• **Extrait du document**:

⟨

Le président Marcos a rejeté une proposition autorisant le vote en ligne au Sénat, arguant qu'il n'existe aucune raison valable de la mettre en œuvre et avertissant qu'elle pourrait permettre aux sénateurs d'échapper à leurs responsabilités.
Lors d'une entrevue à Tokyo, Marcos a souligné que les préoccupations sanitaires liées à la pandémie de COVID-19, qui justifiaient autrefois les sessions à distance, ne sont plus d'actualité. Il a rappelé la tradition du Sénat exigeant une présence physique pour les votes et a précisé que les règles autorisant les téléconférences n'avaient été adoptées que pour des situations d'urgence.
Marcos a spécifiquement évoqué le cas du sénateur Bato dela Rosa, qui fait l'objet d'un mandat d'arrêt de la CPI. Il a déclaré que dela Rosa ne devrait pas voter à moins d'être physiquement présent et a qualifié la proposition de mesure semblant être conçue sur mesure pour ce sénateur.
Les sénateurs de la minorité ont quitté le Sénat le 26 mai pour protester contre la volonté d'imposer une participation virtuelle. Des groupes d'affaires, des organisations de la société civile et l'Université des Philippines à Los Baños ont également fait part de leurs inquiétudes quant aux conséquences de ces mesures sur la légitimité et la responsabilité du Sénat.

⟩

• **Lignes affichées**:
⟨

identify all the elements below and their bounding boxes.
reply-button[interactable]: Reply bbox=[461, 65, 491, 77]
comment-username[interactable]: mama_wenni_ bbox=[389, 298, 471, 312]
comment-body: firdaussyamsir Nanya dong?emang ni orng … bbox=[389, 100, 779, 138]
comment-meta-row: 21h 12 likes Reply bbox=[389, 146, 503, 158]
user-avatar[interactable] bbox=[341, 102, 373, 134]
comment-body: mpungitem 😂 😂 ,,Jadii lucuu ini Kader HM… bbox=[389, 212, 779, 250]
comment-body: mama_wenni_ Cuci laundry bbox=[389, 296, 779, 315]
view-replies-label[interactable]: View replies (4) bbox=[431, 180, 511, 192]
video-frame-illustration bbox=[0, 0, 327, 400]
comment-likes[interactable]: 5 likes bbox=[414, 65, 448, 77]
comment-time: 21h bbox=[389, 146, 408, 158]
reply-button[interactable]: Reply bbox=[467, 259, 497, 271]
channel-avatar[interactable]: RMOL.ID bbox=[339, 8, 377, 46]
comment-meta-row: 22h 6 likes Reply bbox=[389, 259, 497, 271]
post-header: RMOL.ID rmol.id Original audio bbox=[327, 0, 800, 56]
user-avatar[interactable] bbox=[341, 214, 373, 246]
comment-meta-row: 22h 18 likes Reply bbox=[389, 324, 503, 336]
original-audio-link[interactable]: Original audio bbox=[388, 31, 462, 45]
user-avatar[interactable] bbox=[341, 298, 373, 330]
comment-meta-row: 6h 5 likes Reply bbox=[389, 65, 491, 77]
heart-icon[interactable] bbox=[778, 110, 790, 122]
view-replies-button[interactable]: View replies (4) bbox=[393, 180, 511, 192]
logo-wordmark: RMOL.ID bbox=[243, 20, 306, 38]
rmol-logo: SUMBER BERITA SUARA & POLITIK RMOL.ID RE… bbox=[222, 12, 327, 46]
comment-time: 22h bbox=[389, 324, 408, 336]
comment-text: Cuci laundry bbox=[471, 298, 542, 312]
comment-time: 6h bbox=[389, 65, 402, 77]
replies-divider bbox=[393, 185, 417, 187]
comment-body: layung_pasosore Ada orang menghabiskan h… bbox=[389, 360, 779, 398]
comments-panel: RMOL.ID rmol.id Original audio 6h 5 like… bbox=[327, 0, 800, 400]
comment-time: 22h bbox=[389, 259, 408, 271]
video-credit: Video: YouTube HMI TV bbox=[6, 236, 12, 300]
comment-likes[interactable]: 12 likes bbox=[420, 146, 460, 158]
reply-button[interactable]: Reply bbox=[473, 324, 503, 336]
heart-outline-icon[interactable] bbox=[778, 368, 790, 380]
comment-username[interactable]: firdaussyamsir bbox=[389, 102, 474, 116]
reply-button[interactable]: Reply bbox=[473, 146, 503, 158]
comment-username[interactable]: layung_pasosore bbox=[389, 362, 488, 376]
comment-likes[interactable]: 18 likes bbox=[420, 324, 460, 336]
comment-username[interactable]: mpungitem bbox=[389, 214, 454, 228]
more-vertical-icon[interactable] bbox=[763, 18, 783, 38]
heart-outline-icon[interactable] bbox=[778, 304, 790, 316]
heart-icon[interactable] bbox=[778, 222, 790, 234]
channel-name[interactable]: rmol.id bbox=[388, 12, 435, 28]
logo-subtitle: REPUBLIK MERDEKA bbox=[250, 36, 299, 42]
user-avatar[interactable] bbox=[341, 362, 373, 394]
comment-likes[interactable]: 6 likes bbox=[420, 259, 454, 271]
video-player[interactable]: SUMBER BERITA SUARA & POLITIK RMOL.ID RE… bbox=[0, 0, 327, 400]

⟩

• **Travail demandé**: Reproduisez mot pour mot le passage de l'extrait sur le vote en ligne au Sénat qui commence par « Le président Marcos » et se poursuit jusqu'à « à leurs responsabilités. ».

• **Solution ci-dessous**:
Le président Marcos a rejeté une proposition autorisant le vote en ligne au Sénat, arguant qu'il n'existe aucune raison valable de la mettre en œuvre et avertissant qu'elle pourrait permettre aux sénateurs d'échapper à leurs responsabilités.